* What the task requires
Return the listing below word for word.

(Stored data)
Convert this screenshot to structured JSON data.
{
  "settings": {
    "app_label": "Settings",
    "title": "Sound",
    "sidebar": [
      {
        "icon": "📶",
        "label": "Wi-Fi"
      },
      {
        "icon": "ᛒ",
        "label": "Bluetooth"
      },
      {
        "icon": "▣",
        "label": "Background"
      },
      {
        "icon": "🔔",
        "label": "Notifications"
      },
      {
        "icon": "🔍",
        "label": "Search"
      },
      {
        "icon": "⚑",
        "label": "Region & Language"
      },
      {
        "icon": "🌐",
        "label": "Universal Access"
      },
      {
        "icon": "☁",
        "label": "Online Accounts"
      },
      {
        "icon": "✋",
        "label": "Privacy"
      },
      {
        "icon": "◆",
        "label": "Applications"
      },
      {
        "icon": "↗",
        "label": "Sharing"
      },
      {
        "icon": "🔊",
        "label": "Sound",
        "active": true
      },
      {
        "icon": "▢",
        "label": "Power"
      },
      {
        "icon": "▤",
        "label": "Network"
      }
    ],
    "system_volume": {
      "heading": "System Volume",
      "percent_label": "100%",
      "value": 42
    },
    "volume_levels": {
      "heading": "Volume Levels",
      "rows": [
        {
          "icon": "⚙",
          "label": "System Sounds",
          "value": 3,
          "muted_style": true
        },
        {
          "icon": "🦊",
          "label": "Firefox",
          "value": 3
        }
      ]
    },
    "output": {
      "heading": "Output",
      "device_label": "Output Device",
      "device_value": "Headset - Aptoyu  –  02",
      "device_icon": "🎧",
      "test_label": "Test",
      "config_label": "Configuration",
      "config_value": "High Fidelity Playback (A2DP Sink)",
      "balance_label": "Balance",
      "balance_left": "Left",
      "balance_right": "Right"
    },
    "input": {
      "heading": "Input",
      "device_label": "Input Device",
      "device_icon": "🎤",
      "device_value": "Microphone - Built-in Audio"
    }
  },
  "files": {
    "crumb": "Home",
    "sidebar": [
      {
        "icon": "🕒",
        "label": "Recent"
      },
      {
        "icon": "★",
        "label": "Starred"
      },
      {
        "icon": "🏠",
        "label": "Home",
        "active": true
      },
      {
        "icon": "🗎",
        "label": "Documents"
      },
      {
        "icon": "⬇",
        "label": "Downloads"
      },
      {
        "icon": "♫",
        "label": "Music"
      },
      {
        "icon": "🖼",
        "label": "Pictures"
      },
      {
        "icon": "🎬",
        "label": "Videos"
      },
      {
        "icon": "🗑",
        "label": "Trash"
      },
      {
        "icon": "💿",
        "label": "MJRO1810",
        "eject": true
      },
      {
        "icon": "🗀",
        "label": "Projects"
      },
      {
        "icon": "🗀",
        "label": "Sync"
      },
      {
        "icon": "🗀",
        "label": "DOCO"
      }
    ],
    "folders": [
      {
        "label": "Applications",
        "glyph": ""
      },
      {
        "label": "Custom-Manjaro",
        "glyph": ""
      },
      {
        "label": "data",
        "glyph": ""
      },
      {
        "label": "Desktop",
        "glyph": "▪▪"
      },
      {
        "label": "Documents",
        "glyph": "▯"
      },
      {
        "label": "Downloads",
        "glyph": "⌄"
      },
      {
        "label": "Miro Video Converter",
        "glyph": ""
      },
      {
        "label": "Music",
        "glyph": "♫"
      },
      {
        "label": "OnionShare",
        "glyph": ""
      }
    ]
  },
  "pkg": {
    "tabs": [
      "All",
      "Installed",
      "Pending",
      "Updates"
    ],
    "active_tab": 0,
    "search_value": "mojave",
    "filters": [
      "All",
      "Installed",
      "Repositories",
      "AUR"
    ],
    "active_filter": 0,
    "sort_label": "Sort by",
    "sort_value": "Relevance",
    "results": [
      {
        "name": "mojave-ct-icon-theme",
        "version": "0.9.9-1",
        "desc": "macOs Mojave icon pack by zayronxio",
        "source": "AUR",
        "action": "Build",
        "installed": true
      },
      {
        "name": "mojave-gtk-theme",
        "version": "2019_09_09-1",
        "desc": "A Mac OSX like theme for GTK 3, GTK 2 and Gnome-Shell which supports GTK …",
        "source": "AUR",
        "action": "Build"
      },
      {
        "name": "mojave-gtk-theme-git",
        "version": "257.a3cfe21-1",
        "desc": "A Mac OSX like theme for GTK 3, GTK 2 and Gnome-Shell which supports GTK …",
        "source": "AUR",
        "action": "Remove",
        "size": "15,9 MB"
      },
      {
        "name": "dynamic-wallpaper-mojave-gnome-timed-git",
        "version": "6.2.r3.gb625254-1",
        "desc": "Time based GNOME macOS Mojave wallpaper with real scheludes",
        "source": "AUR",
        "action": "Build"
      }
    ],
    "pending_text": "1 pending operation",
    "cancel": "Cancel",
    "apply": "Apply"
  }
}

* Correct output
Convert this screenshot to structured JSON data.
{
  "settings": {
    "app_label": "Settings",
    "title": "Sound",
    "sidebar": [
      {
        "icon": "📶",
        "label": "Wi-Fi"
      },
      {
        "icon": "ᛒ",
        "label": "Bluetooth"
      },
      {
        "icon": "▣",
        "label": "Background"
      },
      {
        "icon": "🔔",
        "label": "Notifications"
      },
      {
        "icon": "🔍",
        "label": "Search"
      },
      {
        "icon": "⚑",
        "label": "Region & Language"
      },
      {
        "icon": "🌐",
        "label": "Universal Access"
      },
      {
        "icon": "☁",
        "label": "Online Accounts"
      },
      {
        "icon": "✋",
        "label": "Privacy"
      },
      {
        "icon": "◆",
        "label": "Applications"
      },
      {
        "icon": "↗",
        "label": "Sharing"
      },
      {
        "icon": "🔊",
        "label": "Sound",
        "active": true
      },
      {
        "icon": "▢",
        "label": "Power"
      },
      {
        "icon": "▤",
        "label": "Network"
      }
    ],
    "system_volume": {
      "heading": "System Volume",
      "percent_label": "100%",
      "value": 42
    },
    "volume_levels": {
      "heading": "Volume Levels",
      "rows": [
        {
          "icon": "⚙",
          "label": "System Sounds",
          "value": 3,
          "muted_style": true
        },
        {
          "icon": "🦊",
          "label": "Firefox",
          "value": 3
        }
      ]
    },
    "output": {
      "heading": "Output",
      "device_label": "Output Device",
      "device_value": "Headset - Aptoyu  –  02",
      "device_icon": "🎧",
      "test_label": "Test",
      "config_label": "Configuration",
      "config_value": "High Fidelity Playback (A2DP Sink)",
      "balance_label": "Balance",
      "balance_left": "Left",
      "balance_right": "Right"
    },
    "input": {
      "heading": "Input",
      "device_label": "Input Device",
      "device_icon": "🎤",
      "device_value": "Microphone - Built-in Audio"
    }
  },
  "files": {
    "crumb": "Home",
    "sidebar": [
      {
        "icon": "🕒",
        "label": "Recent"
      },
      {
        "icon": "★",
        "label": "Starred"
      },
      {
        "icon": "🏠",
        "label": "Home",
        "active": true
      },
      {
        "icon": "🗎",
        "label": "Documents"
      },
      {
        "icon": "⬇",
        "label": "Downloads"
      },
      {
        "icon": "♫",
        "label": "Music"
      },
      {
        "icon": "🖼",
        "label": "Pictures"
      },
      {
        "icon": "🎬",
        "label": "Videos"
      },
      {
        "icon": "🗑",
        "label": "Trash"
      },
      {
        "icon": "💿",
        "label": "MJRO1810",
        "eject": true
      },
      {
        "icon": "🗀",
        "label": "Projects"
      },
      {
        "icon": "🗀",
        "label": "Sync"
      },
      {
        "icon": "🗀",
        "label": "DOCO"
      }
    ],
    "folders": [
      {
        "label": "Applications",
        "glyph": ""
      },
      {
        "label": "Custom-Manjaro",
        "glyph": ""
      },
      {
        "label": "data",
        "glyph": ""
      },
      {
        "label": "Desktop",
        "glyph": "▪▪"
      },
      {
        "label": "Documents",
        "glyph": "▯"
      },
      {
        "label": "Downloads",
        "glyph": "⌄"
      },
      {
        "label": "Miro Video Converter",
        "glyph": ""
      },
      {
        "label": "Music",
        "glyph": "♫"
      },
      {
        "label": "OnionShare",
        "glyph": ""
      }
    ]
  },
  "pkg": {
    "tabs": [
      "All",
      "Installed",
      "Pending",
      "Updates"
    ],
    "active_tab": 0,
    "search_value": "mojave",
    "filters": [
      "All",
      "Installed",
      "Repositories",
      "AUR"
    ],
    "active_filter": 0,
    "sort_label": "Sort by",
    "sort_value": "Relevance",
    "results": [
      {
        "name": "mojave-ct-icon-theme",
        "version": "0.9.9-1",
        "desc": "macOs Mojave icon pack by zayronxio",
        "source": "AUR",
        "action": "Build",
        "installed": true
      },
      {
        "name": "mojave-gtk-theme",
        "version": "2019_09_09-1",
        "desc": "A Mac OSX like theme for GTK 3, GTK 2 and Gnome-Shell which supports GTK …",
        "source": "AUR",
        "action": "Build"
      },
      {
        "name": "mojave-gtk-theme-git",
        "version": "257.a3cfe21-1",
        "desc": "A Mac OSX like theme for GTK 3, GTK 2 and Gnome-Shell which supports GTK …",
        "source": "AUR",
        "action": "Remove",
        "size": "15,9 MB"
      },
      {
        "name": "dynamic-wallpaper-mojave-gnome-timed-git",
        "version": "6.2.r3.gb625254-1",
        "desc": "Time based GNOME macOS Mojave wallpaper with real scheludes",
        "source": "AUR",
        "action": "Build"
      }
    ],
    "pending_text": "1 pending operation",
    "cancel": "Cancel",
    "apply": "Apply"
  }
}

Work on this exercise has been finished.